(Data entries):
=======

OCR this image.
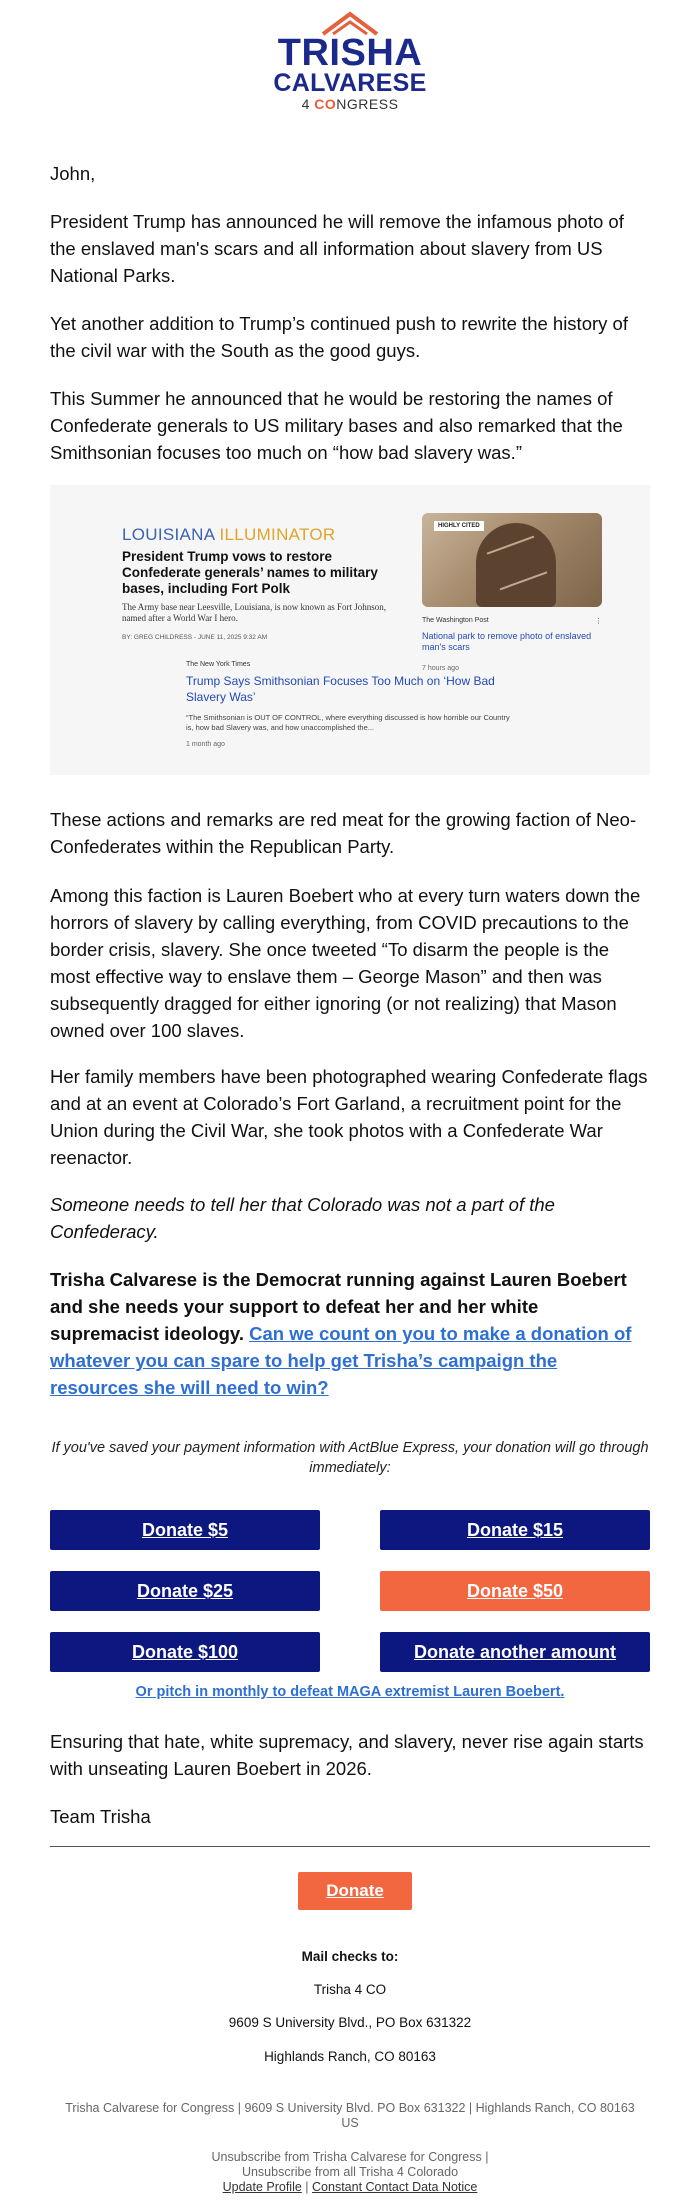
TRISHA
CALVARESE
4 CONGRESS
John,
President Trump has announced he will remove the infamous photo of the enslaved man's scars and all information about slavery from US National Parks.
Yet another addition to Trump’s continued push to rewrite the history of the civil war with the South as the good guys.
This Summer he announced that he would be restoring the names of Confederate generals to US military bases and also remarked that the Smithsonian focuses too much on “how bad slavery was.”
LOUISIANA ILLUMINATOR
President Trump vows to restore Confederate generals’ names to military bases, including Fort Polk
The Army base near Leesville, Louisiana, is now known as Fort Johnson, named after a World War I hero.
BY: GREG CHILDRESS - JUNE 11, 2025 9:32 AM
HIGHLY CITED
The Washington Post	⋮
National park to remove photo of enslaved man's scars
7 hours ago
The New York Times
Trump Says Smithsonian Focuses Too Much on ‘How Bad Slavery Was’
“The Smithsonian is OUT OF CONTROL, where everything discussed is how horrible our Country is, how bad Slavery was, and how unaccomplished the...
1 month ago
These actions and remarks are red meat for the growing faction of Neo-Confederates within the Republican Party.
Among this faction is Lauren Boebert who at every turn waters down the horrors of slavery by calling everything, from COVID precautions to the border crisis, slavery. She once tweeted “To disarm the people is the most effective way to enslave them – George Mason” and then was subsequently dragged for either ignoring (or not realizing) that Mason owned over 100 slaves.
Her family members have been photographed wearing Confederate flags and at an event at Colorado’s Fort Garland, a recruitment point for the Union during the Civil War, she took photos with a Confederate War reenactor.
Someone needs to tell her that Colorado was not a part of the Confederacy.
Trisha Calvarese is the Democrat running against Lauren Boebert and she needs your support to defeat her and her white supremacist ideology. Can we count on you to make a donation of whatever you can spare to help get Trisha’s campaign the resources she will need to win?
If you've saved your payment information with ActBlue Express, your donation will go through immediately:
Donate $5	Donate $15
Donate $25	Donate $50
Donate $100	Donate another amount
Or pitch in monthly to defeat MAGA extremist Lauren Boebert.
Ensuring that hate, white supremacy, and slavery, never rise again starts with unseating Lauren Boebert in 2026.
Team Trisha
Donate
Mail checks to:
Trisha 4 CO
9609 S University Blvd., PO Box 631322
Highlands Ranch, CO 80163
Trisha Calvarese for Congress | 9609 S University Blvd. PO Box 631322 | Highlands Ranch, CO 80163 US
Unsubscribe from Trisha Calvarese for Congress |
Unsubscribe from all Trisha 4 Colorado
Update Profile | Constant Contact Data Notice
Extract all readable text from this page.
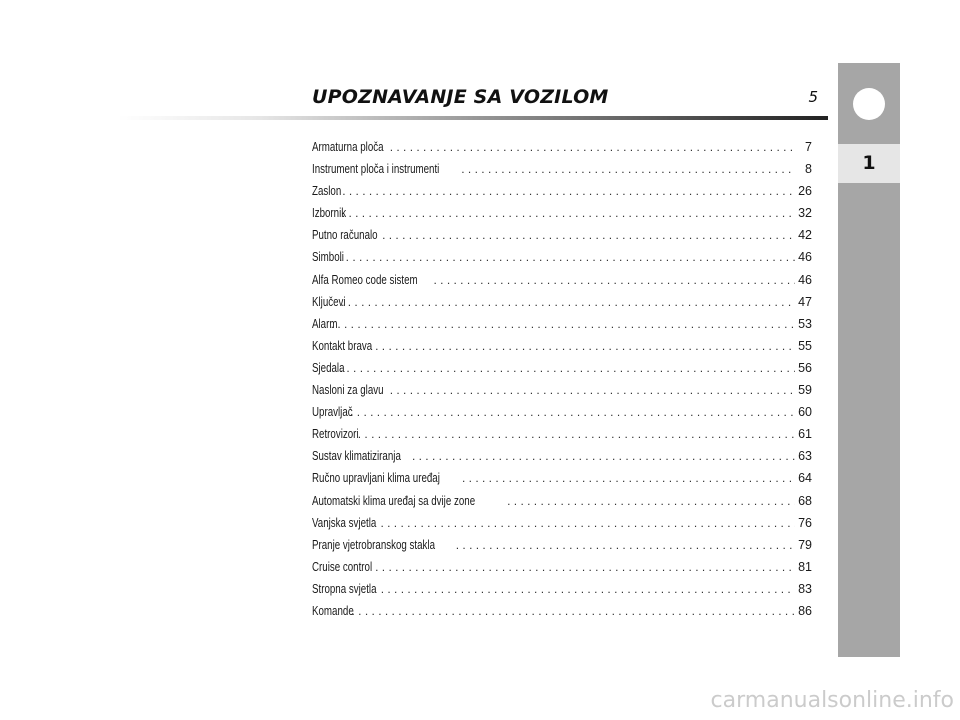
UPOZNAVANJE SA VOZILOM	5
Armaturna ploča . . .	7
Instrument ploča i instrumenti . . .	8
Zaslon . . .	26
Izbornik . . .	32
Putno računalo . . .	42
Simboli . . .	46
Alfa Romeo code sistem . . .	46
Ključevi . . .	47
Alarm . . .	53
Kontakt brava . . .	55
Sjedala . . .	56
Nasloni za glavu . . .	59
Upravljač . . .	60
Retrovizori . . .	61
Sustav klimatiziranja . . .	63
Ručno upravljani klima uređaj . . .	64
Automatski klima uređaj sa dvije zone . . .	68
Vanjska svjetla . . .	76
Pranje vjetrobranskog stakla . . .	79
Cruise control . . .	81
Stropna svjetla . . .	83
Komande . . .	86
1
carmanualsonline.info
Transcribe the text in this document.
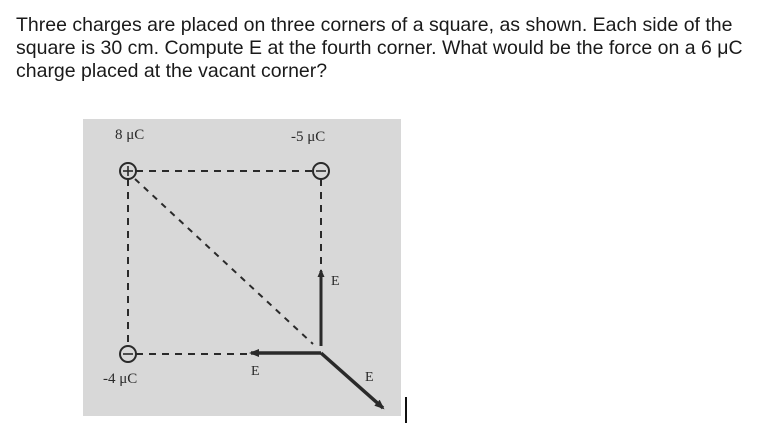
Three charges are placed on three corners of a square, as shown. Each side of the square is 30 cm. Compute E at the fourth corner. What would be the force on a 6 μC charge placed at the vacant corner?

8 μC	-5 μC
-4 μC
E
E	E
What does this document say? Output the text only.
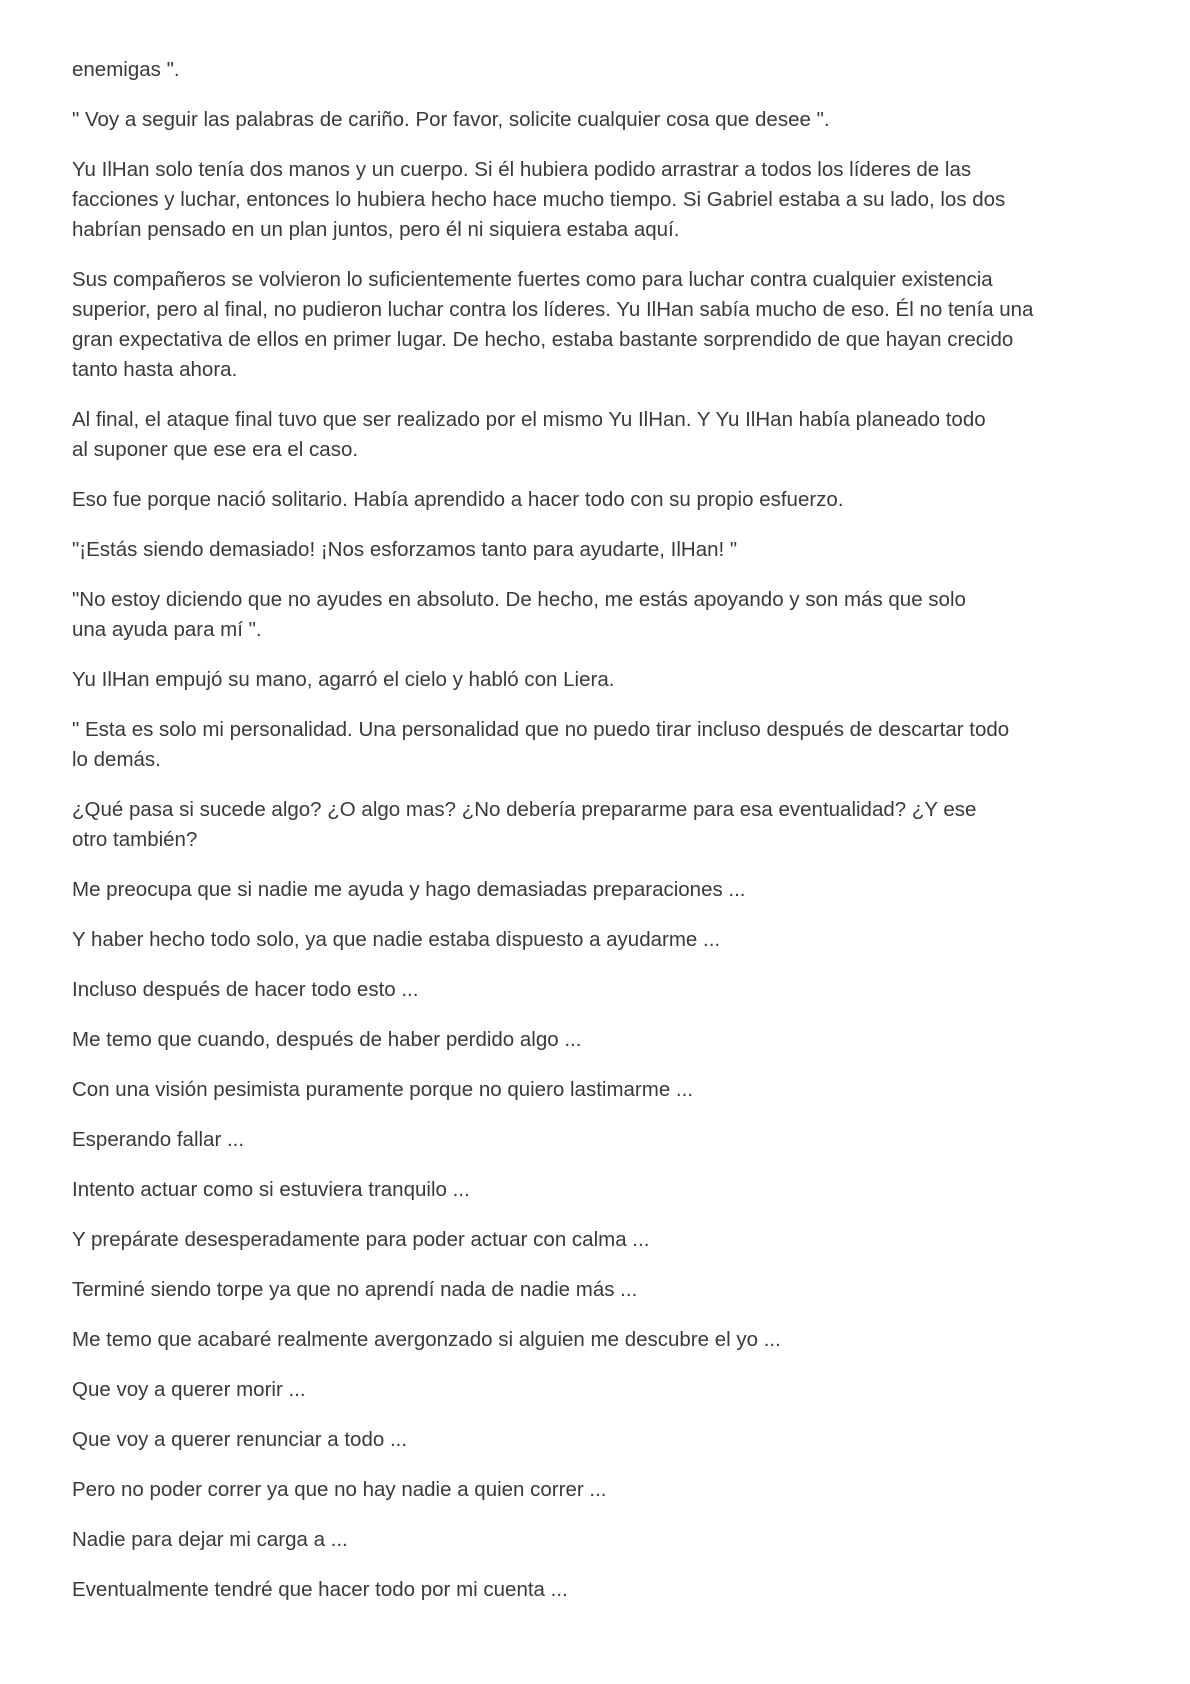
enemigas ".

" Voy a seguir las palabras de cariño. Por favor, solicite cualquier cosa que desee ".

Yu IlHan solo tenía dos manos y un cuerpo. Si él hubiera podido arrastrar a todos los líderes de las
facciones y luchar, entonces lo hubiera hecho hace mucho tiempo. Si Gabriel estaba a su lado, los dos
habrían pensado en un plan juntos, pero él ni siquiera estaba aquí.

Sus compañeros se volvieron lo suficientemente fuertes como para luchar contra cualquier existencia
superior, pero al final, no pudieron luchar contra los líderes. Yu IlHan sabía mucho de eso. Él no tenía una
gran expectativa de ellos en primer lugar. De hecho, estaba bastante sorprendido de que hayan crecido
tanto hasta ahora.

Al final, el ataque final tuvo que ser realizado por el mismo Yu IlHan. Y Yu IlHan había planeado todo
al suponer que ese era el caso.

Eso fue porque nació solitario. Había aprendido a hacer todo con su propio esfuerzo.

"¡Estás siendo demasiado! ¡Nos esforzamos tanto para ayudarte, IlHan! "

"No estoy diciendo que no ayudes en absoluto. De hecho, me estás apoyando y son más que solo
una ayuda para mí ".

Yu IlHan empujó su mano, agarró el cielo y habló con Liera.

" Esta es solo mi personalidad. Una personalidad que no puedo tirar incluso después de descartar todo
lo demás.

¿Qué pasa si sucede algo? ¿O algo mas? ¿No debería prepararme para esa eventualidad? ¿Y ese
otro también?

Me preocupa que si nadie me ayuda y hago demasiadas preparaciones ...

Y haber hecho todo solo, ya que nadie estaba dispuesto a ayudarme ...

Incluso después de hacer todo esto ...

Me temo que cuando, después de haber perdido algo ...

Con una visión pesimista puramente porque no quiero lastimarme ...

Esperando fallar ...

Intento actuar como si estuviera tranquilo ...

Y prepárate desesperadamente para poder actuar con calma ...

Terminé siendo torpe ya que no aprendí nada de nadie más ...

Me temo que acabaré realmente avergonzado si alguien me descubre el yo ...

Que voy a querer morir ...

Que voy a querer renunciar a todo ...

Pero no poder correr ya que no hay nadie a quien correr ...

Nadie para dejar mi carga a ...

Eventualmente tendré que hacer todo por mi cuenta ...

=======

(AIM OF THE EXERCISE):
Read through the entries and copy each line in which "hubiera" appears.

(EXERCISE SOLUTION):
Yu IlHan solo tenía dos manos y un cuerpo. Si él hubiera podido arrastrar a todos los líderes de las
facciones y luchar, entonces lo hubiera hecho hace mucho tiempo. Si Gabriel estaba a su lado, los dos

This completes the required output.